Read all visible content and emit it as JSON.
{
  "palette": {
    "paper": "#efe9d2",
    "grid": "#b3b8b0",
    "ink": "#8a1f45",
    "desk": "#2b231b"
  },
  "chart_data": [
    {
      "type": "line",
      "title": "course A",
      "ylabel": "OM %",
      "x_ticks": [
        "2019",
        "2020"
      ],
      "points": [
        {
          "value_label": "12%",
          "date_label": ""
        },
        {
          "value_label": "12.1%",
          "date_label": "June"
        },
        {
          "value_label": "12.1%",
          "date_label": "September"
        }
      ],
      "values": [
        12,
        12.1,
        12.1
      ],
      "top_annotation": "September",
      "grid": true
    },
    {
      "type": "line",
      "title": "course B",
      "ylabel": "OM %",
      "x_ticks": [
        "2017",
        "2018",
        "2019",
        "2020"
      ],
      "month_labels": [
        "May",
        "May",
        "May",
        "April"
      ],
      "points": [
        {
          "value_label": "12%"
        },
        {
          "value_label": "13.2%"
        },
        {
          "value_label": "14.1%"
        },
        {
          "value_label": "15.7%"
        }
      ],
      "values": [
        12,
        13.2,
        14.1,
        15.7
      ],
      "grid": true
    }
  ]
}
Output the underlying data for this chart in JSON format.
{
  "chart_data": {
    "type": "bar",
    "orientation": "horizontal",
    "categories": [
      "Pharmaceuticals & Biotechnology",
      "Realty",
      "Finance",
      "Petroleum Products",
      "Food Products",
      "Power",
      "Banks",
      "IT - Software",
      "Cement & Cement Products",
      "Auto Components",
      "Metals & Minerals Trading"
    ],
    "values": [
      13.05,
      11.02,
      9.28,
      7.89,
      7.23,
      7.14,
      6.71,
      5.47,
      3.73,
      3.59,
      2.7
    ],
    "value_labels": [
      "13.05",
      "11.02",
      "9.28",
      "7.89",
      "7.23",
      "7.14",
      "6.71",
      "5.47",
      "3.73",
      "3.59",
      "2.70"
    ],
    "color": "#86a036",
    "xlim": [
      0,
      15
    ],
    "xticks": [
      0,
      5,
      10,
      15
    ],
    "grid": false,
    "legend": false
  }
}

**Exercise prompt**
Only those lines running from the one containing "Output the underlying" through the last line of the data above are to be copied, exactly, with both ends included.

**Solution for this problem**
Output the underlying data for this chart in JSON format.
{
  "chart_data": {
    "type": "bar",
    "orientation": "horizontal",
    "categories": [
      "Pharmaceuticals & Biotechnology",
      "Realty",
      "Finance",
      "Petroleum Products",
      "Food Products",
      "Power",
      "Banks",
      "IT - Software",
      "Cement & Cement Products",
      "Auto Components",
      "Metals & Minerals Trading"
    ],
    "values": [
      13.05,
      11.02,
      9.28,
      7.89,
      7.23,
      7.14,
      6.71,
      5.47,
      3.73,
      3.59,
      2.7
    ],
    "value_labels": [
      "13.05",
      "11.02",
      "9.28",
      "7.89",
      "7.23",
      "7.14",
      "6.71",
      "5.47",
      "3.73",
      "3.59",
      "2.70"
    ],
    "color": "#86a036",
    "xlim": [
      0,
      15
    ],
    "xticks": [
      0,
      5,
      10,
      15
    ],
    "grid": false,
    "legend": false
  }
}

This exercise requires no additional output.